==== Records provided

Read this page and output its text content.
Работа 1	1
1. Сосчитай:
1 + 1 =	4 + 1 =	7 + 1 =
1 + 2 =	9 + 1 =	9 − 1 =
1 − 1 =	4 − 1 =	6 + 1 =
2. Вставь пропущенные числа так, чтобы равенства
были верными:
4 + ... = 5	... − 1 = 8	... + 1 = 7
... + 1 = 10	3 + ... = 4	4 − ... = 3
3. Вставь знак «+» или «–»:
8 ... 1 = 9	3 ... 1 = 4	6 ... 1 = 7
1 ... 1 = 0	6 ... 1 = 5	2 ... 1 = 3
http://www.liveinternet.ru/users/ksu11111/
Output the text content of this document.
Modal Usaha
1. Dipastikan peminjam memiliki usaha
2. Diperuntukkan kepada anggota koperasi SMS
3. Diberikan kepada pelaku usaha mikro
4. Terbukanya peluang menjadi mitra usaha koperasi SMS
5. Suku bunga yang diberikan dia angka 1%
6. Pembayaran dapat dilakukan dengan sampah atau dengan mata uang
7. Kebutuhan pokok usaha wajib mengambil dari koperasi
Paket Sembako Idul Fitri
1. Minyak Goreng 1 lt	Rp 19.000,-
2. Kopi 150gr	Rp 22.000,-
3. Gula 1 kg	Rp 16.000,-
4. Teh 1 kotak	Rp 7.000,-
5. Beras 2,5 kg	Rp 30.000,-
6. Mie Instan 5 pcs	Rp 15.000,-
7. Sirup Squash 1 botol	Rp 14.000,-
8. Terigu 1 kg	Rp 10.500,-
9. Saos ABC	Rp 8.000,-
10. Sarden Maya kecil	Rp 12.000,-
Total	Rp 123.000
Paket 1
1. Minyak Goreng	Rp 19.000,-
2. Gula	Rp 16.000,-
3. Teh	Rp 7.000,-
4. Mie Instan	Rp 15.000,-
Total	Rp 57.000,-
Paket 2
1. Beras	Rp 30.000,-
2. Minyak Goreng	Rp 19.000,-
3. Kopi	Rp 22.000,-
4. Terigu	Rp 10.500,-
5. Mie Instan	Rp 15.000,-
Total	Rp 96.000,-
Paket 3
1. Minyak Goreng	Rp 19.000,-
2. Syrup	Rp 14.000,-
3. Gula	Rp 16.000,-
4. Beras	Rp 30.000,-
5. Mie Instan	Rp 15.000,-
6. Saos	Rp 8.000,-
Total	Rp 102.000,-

========
==== Records provided

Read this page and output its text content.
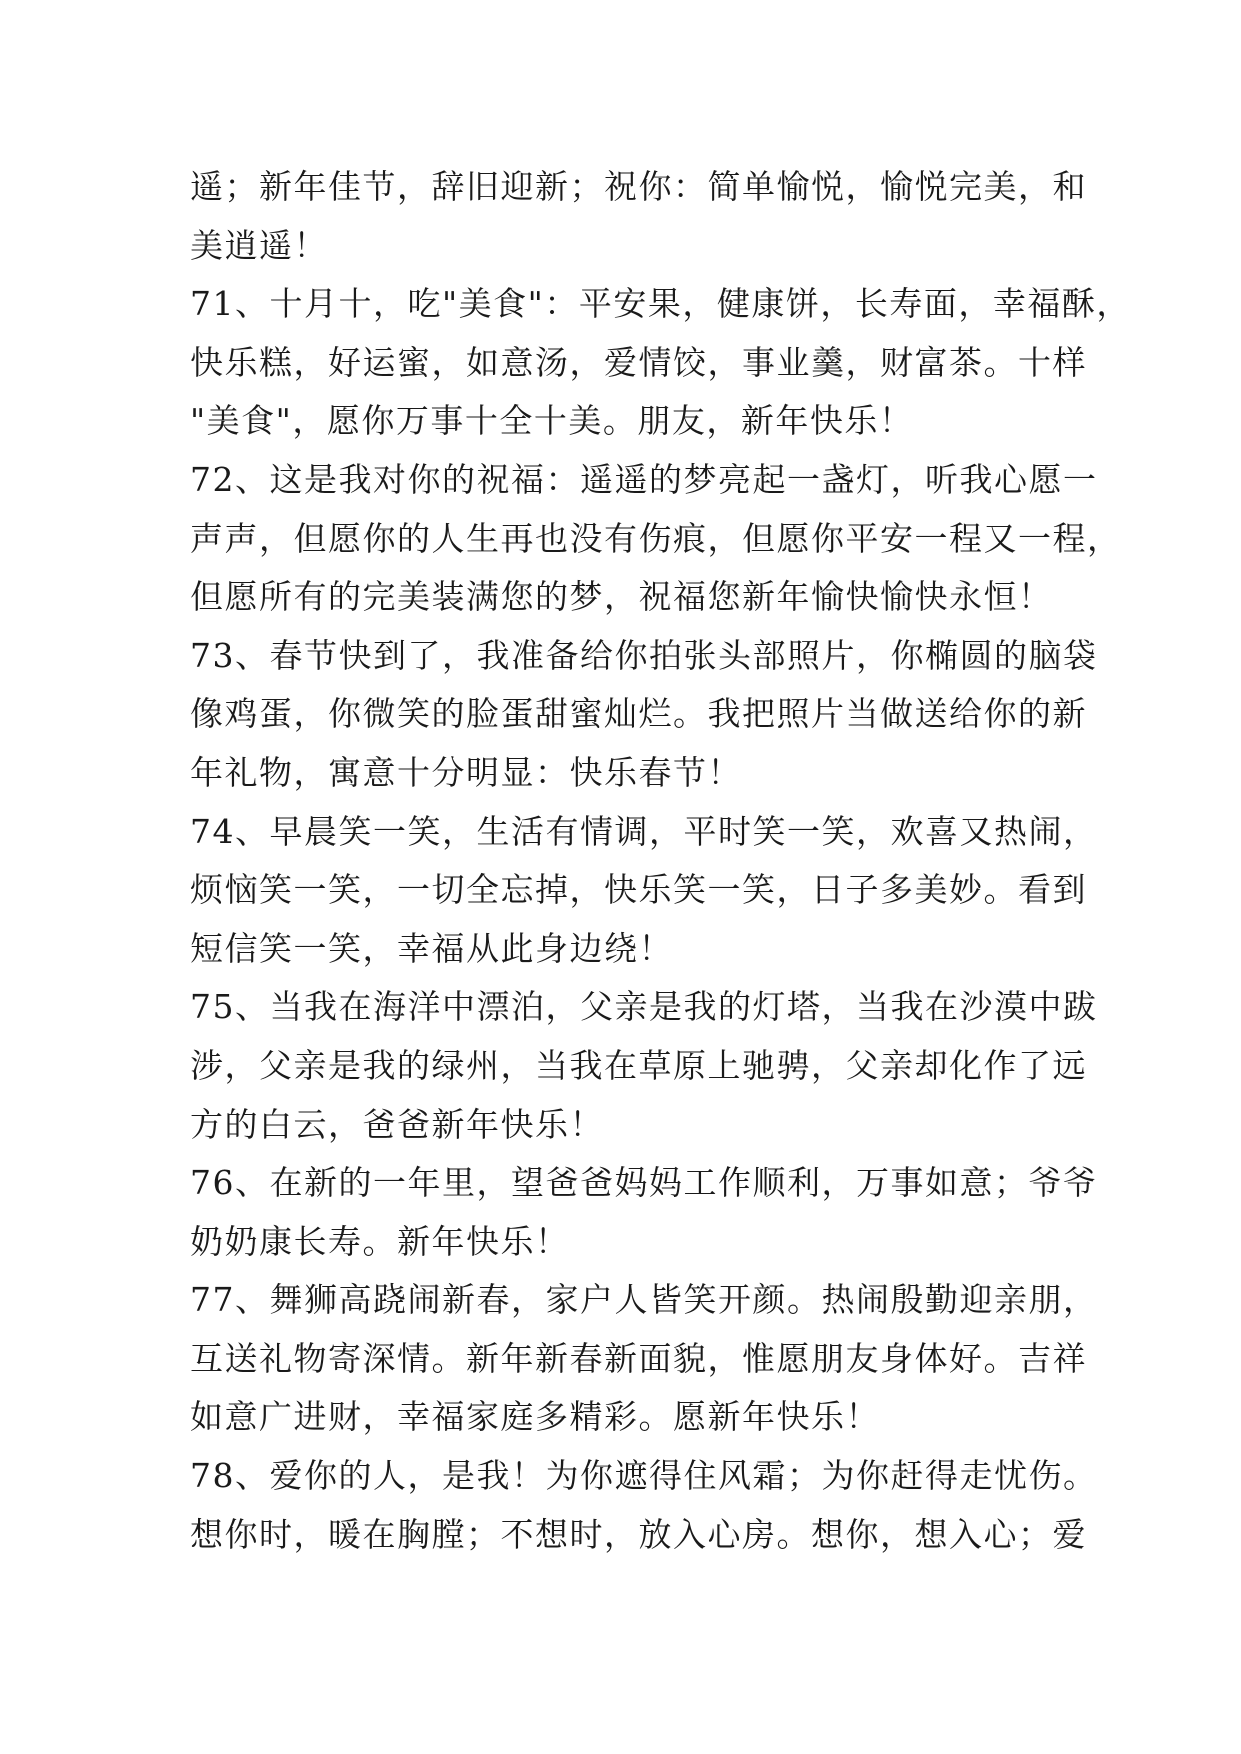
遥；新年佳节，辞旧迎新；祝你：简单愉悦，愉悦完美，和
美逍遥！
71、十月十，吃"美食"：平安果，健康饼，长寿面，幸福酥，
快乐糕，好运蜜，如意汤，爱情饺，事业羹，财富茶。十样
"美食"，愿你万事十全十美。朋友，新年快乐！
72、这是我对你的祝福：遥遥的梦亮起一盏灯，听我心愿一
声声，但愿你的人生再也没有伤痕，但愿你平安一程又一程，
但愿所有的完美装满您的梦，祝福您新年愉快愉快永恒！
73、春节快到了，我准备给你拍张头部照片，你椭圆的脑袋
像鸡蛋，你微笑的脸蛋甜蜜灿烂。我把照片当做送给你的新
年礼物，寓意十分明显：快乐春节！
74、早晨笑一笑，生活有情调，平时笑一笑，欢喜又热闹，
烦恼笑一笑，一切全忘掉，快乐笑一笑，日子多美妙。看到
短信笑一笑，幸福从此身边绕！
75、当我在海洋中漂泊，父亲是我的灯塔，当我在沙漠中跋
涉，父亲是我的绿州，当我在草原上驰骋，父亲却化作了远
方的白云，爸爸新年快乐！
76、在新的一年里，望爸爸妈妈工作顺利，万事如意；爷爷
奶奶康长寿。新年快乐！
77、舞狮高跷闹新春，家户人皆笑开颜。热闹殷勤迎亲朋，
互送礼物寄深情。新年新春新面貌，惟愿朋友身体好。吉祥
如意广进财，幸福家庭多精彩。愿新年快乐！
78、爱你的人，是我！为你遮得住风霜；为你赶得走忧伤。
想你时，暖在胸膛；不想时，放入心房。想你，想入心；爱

========
==== Records provided

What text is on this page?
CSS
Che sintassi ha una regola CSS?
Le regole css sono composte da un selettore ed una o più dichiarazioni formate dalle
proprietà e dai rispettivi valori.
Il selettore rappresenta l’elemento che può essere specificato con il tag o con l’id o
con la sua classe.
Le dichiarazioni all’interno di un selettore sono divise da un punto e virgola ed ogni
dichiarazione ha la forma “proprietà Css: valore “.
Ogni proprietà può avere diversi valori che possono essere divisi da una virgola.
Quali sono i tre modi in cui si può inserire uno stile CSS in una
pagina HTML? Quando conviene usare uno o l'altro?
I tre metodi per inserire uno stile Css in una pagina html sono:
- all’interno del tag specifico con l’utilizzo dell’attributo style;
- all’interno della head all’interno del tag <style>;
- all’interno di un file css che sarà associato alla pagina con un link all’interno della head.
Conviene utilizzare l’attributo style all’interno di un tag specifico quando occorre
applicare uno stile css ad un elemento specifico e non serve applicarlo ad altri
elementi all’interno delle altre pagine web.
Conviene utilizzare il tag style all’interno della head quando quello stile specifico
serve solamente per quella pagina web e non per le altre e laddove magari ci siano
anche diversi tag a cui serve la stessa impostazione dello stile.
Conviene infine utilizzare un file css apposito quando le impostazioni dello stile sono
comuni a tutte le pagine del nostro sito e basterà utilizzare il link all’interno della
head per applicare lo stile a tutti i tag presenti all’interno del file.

========

Brief:
Whenever "inserire" turns up in a line, pick that line out.

The result:
Quali sono i tre modi in cui si può inserire uno stile CSS in una
I tre metodi per inserire uno stile Css in una pagina html sono:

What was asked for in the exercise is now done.